▸ **Written instruction**
Set down all of the data that follows word for word, without the images.

▸ **Extracted records**

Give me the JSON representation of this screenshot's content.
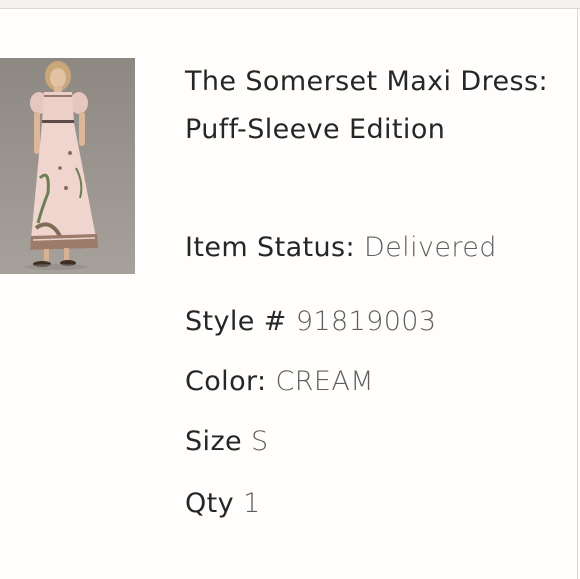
{
  "product": {
    "image": {
      "icon": "product-photo-dress",
      "alt": ""
    },
    "title": "The Somerset Maxi Dress: Puff-Sleeve Edition",
    "status": {
      "label": "Item Status:",
      "value": "Delivered"
    },
    "style": {
      "label": "Style #",
      "value": "91819003"
    },
    "color": {
      "label": "Color:",
      "value": "CREAM"
    },
    "size": {
      "label": "Size",
      "value": "S"
    },
    "qty": {
      "label": "Qty",
      "value": "1"
    }
  },
  "colors": {
    "text": "#262626",
    "value_text": "#5e5e5e",
    "background": "#fffefc"
  }
}
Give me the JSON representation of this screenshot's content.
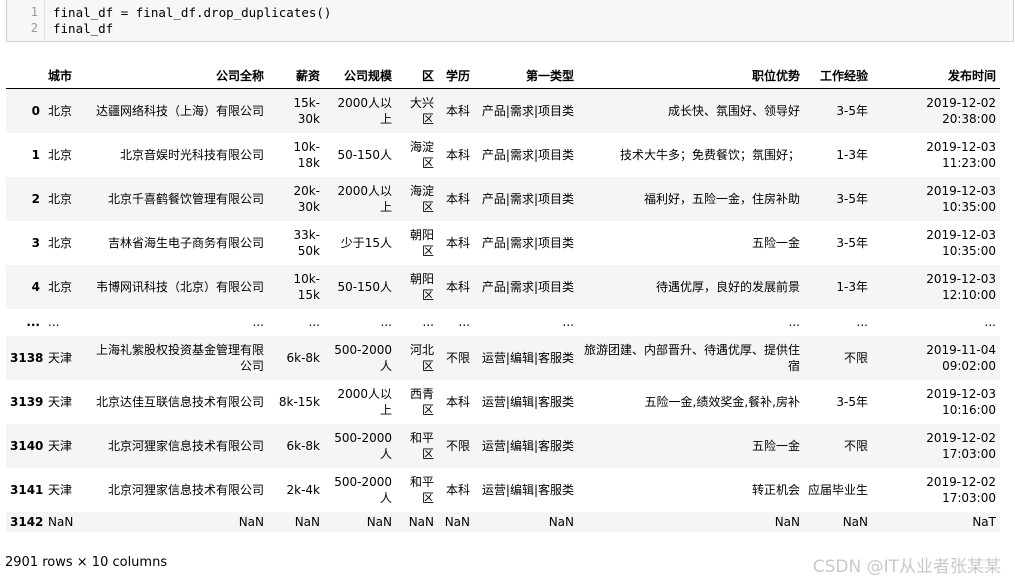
{
  "code_cell": {
    "lines": [
      {
        "number": "1",
        "code": "final_df = final_df.drop_duplicates()"
      },
      {
        "number": "2",
        "code": "final_df"
      }
    ]
  },
  "table": {
    "columns": [
      "城市",
      "公司全称",
      "薪资",
      "公司规模",
      "区",
      "学历",
      "第一类型",
      "职位优势",
      "工作经验",
      "发布时间"
    ],
    "rows": [
      {
        "index": "0",
        "cells": [
          "北京",
          "达疆网络科技（上海）有限公司",
          "15k-30k",
          "2000人以上",
          "大兴区",
          "本科",
          "产品|需求|项目类",
          "成长快、氛围好、领导好",
          "3-5年",
          "2019-12-02 20:38:00"
        ]
      },
      {
        "index": "1",
        "cells": [
          "北京",
          "北京音娱时光科技有限公司",
          "10k-18k",
          "50-150人",
          "海淀区",
          "本科",
          "产品|需求|项目类",
          "技术大牛多；免费餐饮；氛围好；",
          "1-3年",
          "2019-12-03 11:23:00"
        ]
      },
      {
        "index": "2",
        "cells": [
          "北京",
          "北京千喜鹤餐饮管理有限公司",
          "20k-30k",
          "2000人以上",
          "海淀区",
          "本科",
          "产品|需求|项目类",
          "福利好，五险一金，住房补助",
          "3-5年",
          "2019-12-03 10:35:00"
        ]
      },
      {
        "index": "3",
        "cells": [
          "北京",
          "吉林省海生电子商务有限公司",
          "33k-50k",
          "少于15人",
          "朝阳区",
          "本科",
          "产品|需求|项目类",
          "五险一金",
          "3-5年",
          "2019-12-03 10:35:00"
        ]
      },
      {
        "index": "4",
        "cells": [
          "北京",
          "韦博网讯科技（北京）有限公司",
          "10k-15k",
          "50-150人",
          "朝阳区",
          "本科",
          "产品|需求|项目类",
          "待遇优厚，良好的发展前景",
          "1-3年",
          "2019-12-03 12:10:00"
        ]
      },
      {
        "index": "...",
        "cells": [
          "...",
          "...",
          "...",
          "...",
          "...",
          "...",
          "...",
          "...",
          "...",
          "..."
        ]
      },
      {
        "index": "3138",
        "cells": [
          "天津",
          "上海礼紫股权投资基金管理有限公司",
          "6k-8k",
          "500-2000人",
          "河北区",
          "不限",
          "运营|编辑|客服类",
          "旅游团建、内部晋升、待遇优厚、提供住宿",
          "不限",
          "2019-11-04 09:02:00"
        ]
      },
      {
        "index": "3139",
        "cells": [
          "天津",
          "北京达佳互联信息技术有限公司",
          "8k-15k",
          "2000人以上",
          "西青区",
          "本科",
          "运营|编辑|客服类",
          "五险一金,绩效奖金,餐补,房补",
          "3-5年",
          "2019-12-03 10:16:00"
        ]
      },
      {
        "index": "3140",
        "cells": [
          "天津",
          "北京河狸家信息技术有限公司",
          "6k-8k",
          "500-2000人",
          "和平区",
          "不限",
          "运营|编辑|客服类",
          "五险一金",
          "不限",
          "2019-12-02 17:03:00"
        ]
      },
      {
        "index": "3141",
        "cells": [
          "天津",
          "北京河狸家信息技术有限公司",
          "2k-4k",
          "500-2000人",
          "和平区",
          "本科",
          "运营|编辑|客服类",
          "转正机会",
          "应届毕业生",
          "2019-12-02 17:03:00"
        ]
      },
      {
        "index": "3142",
        "cells": [
          "NaN",
          "NaN",
          "NaN",
          "NaN",
          "NaN",
          "NaN",
          "NaN",
          "NaN",
          "NaN",
          "NaT"
        ]
      }
    ]
  },
  "shape_text": "2901 rows × 10 columns",
  "watermark": "CSDN @IT从业者张某某"
}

▸ **Result of this task**
Give me the JSON representation of this screenshot's content.
{
  "product": {
    "image": {
      "icon": "product-photo-dress",
      "alt": ""
    },
    "title": "The Somerset Maxi Dress: Puff-Sleeve Edition",
    "status": {
      "label": "Item Status:",
      "value": "Delivered"
    },
    "style": {
      "label": "Style #",
      "value": "91819003"
    },
    "color": {
      "label": "Color:",
      "value": "CREAM"
    },
    "size": {
      "label": "Size",
      "value": "S"
    },
    "qty": {
      "label": "Qty",
      "value": "1"
    }
  },
  "colors": {
    "text": "#262626",
    "value_text": "#5e5e5e",
    "background": "#fffefc"
  }
}
Give me the JSON representation of this screenshot's content.
{
  "code_cell": {
    "lines": [
      {
        "number": "1",
        "code": "final_df = final_df.drop_duplicates()"
      },
      {
        "number": "2",
        "code": "final_df"
      }
    ]
  },
  "table": {
    "columns": [
      "城市",
      "公司全称",
      "薪资",
      "公司规模",
      "区",
      "学历",
      "第一类型",
      "职位优势",
      "工作经验",
      "发布时间"
    ],
    "rows": [
      {
        "index": "0",
        "cells": [
          "北京",
          "达疆网络科技（上海）有限公司",
          "15k-30k",
          "2000人以上",
          "大兴区",
          "本科",
          "产品|需求|项目类",
          "成长快、氛围好、领导好",
          "3-5年",
          "2019-12-02 20:38:00"
        ]
      },
      {
        "index": "1",
        "cells": [
          "北京",
          "北京音娱时光科技有限公司",
          "10k-18k",
          "50-150人",
          "海淀区",
          "本科",
          "产品|需求|项目类",
          "技术大牛多；免费餐饮；氛围好；",
          "1-3年",
          "2019-12-03 11:23:00"
        ]
      },
      {
        "index": "2",
        "cells": [
          "北京",
          "北京千喜鹤餐饮管理有限公司",
          "20k-30k",
          "2000人以上",
          "海淀区",
          "本科",
          "产品|需求|项目类",
          "福利好，五险一金，住房补助",
          "3-5年",
          "2019-12-03 10:35:00"
        ]
      },
      {
        "index": "3",
        "cells": [
          "北京",
          "吉林省海生电子商务有限公司",
          "33k-50k",
          "少于15人",
          "朝阳区",
          "本科",
          "产品|需求|项目类",
          "五险一金",
          "3-5年",
          "2019-12-03 10:35:00"
        ]
      },
      {
        "index": "4",
        "cells": [
          "北京",
          "韦博网讯科技（北京）有限公司",
          "10k-15k",
          "50-150人",
          "朝阳区",
          "本科",
          "产品|需求|项目类",
          "待遇优厚，良好的发展前景",
          "1-3年",
          "2019-12-03 12:10:00"
        ]
      },
      {
        "index": "...",
        "cells": [
          "...",
          "...",
          "...",
          "...",
          "...",
          "...",
          "...",
          "...",
          "...",
          "..."
        ]
      },
      {
        "index": "3138",
        "cells": [
          "天津",
          "上海礼紫股权投资基金管理有限公司",
          "6k-8k",
          "500-2000人",
          "河北区",
          "不限",
          "运营|编辑|客服类",
          "旅游团建、内部晋升、待遇优厚、提供住宿",
          "不限",
          "2019-11-04 09:02:00"
        ]
      },
      {
        "index": "3139",
        "cells": [
          "天津",
          "北京达佳互联信息技术有限公司",
          "8k-15k",
          "2000人以上",
          "西青区",
          "本科",
          "运营|编辑|客服类",
          "五险一金,绩效奖金,餐补,房补",
          "3-5年",
          "2019-12-03 10:16:00"
        ]
      },
      {
        "index": "3140",
        "cells": [
          "天津",
          "北京河狸家信息技术有限公司",
          "6k-8k",
          "500-2000人",
          "和平区",
          "不限",
          "运营|编辑|客服类",
          "五险一金",
          "不限",
          "2019-12-02 17:03:00"
        ]
      },
      {
        "index": "3141",
        "cells": [
          "天津",
          "北京河狸家信息技术有限公司",
          "2k-4k",
          "500-2000人",
          "和平区",
          "本科",
          "运营|编辑|客服类",
          "转正机会",
          "应届毕业生",
          "2019-12-02 17:03:00"
        ]
      },
      {
        "index": "3142",
        "cells": [
          "NaN",
          "NaN",
          "NaN",
          "NaN",
          "NaN",
          "NaN",
          "NaN",
          "NaN",
          "NaN",
          "NaT"
        ]
      }
    ]
  },
  "shape_text": "2901 rows × 10 columns",
  "watermark": "CSDN @IT从业者张某某"
}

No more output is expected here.